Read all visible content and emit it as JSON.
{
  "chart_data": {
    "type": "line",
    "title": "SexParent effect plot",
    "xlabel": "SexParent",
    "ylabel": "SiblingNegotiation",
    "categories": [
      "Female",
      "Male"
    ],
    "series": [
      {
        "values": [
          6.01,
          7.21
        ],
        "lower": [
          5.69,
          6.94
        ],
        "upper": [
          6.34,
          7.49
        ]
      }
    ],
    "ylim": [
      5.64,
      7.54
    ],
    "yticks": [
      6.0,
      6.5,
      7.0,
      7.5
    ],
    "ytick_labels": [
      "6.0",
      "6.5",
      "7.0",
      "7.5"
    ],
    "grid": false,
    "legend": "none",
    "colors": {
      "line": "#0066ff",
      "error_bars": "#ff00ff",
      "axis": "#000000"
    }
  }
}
◇ ◇ ◇
* _SET TASK_: The records above need to be transcribed in full. Keep every character unchanged.

* _RESULT_:
Read all visible content and emit it as JSON.
{
  "chart_data": {
    "type": "line",
    "title": "SexParent effect plot",
    "xlabel": "SexParent",
    "ylabel": "SiblingNegotiation",
    "categories": [
      "Female",
      "Male"
    ],
    "series": [
      {
        "values": [
          6.01,
          7.21
        ],
        "lower": [
          5.69,
          6.94
        ],
        "upper": [
          6.34,
          7.49
        ]
      }
    ],
    "ylim": [
      5.64,
      7.54
    ],
    "yticks": [
      6.0,
      6.5,
      7.0,
      7.5
    ],
    "ytick_labels": [
      "6.0",
      "6.5",
      "7.0",
      "7.5"
    ],
    "grid": false,
    "legend": "none",
    "colors": {
      "line": "#0066ff",
      "error_bars": "#ff00ff",
      "axis": "#000000"
    }
  }
}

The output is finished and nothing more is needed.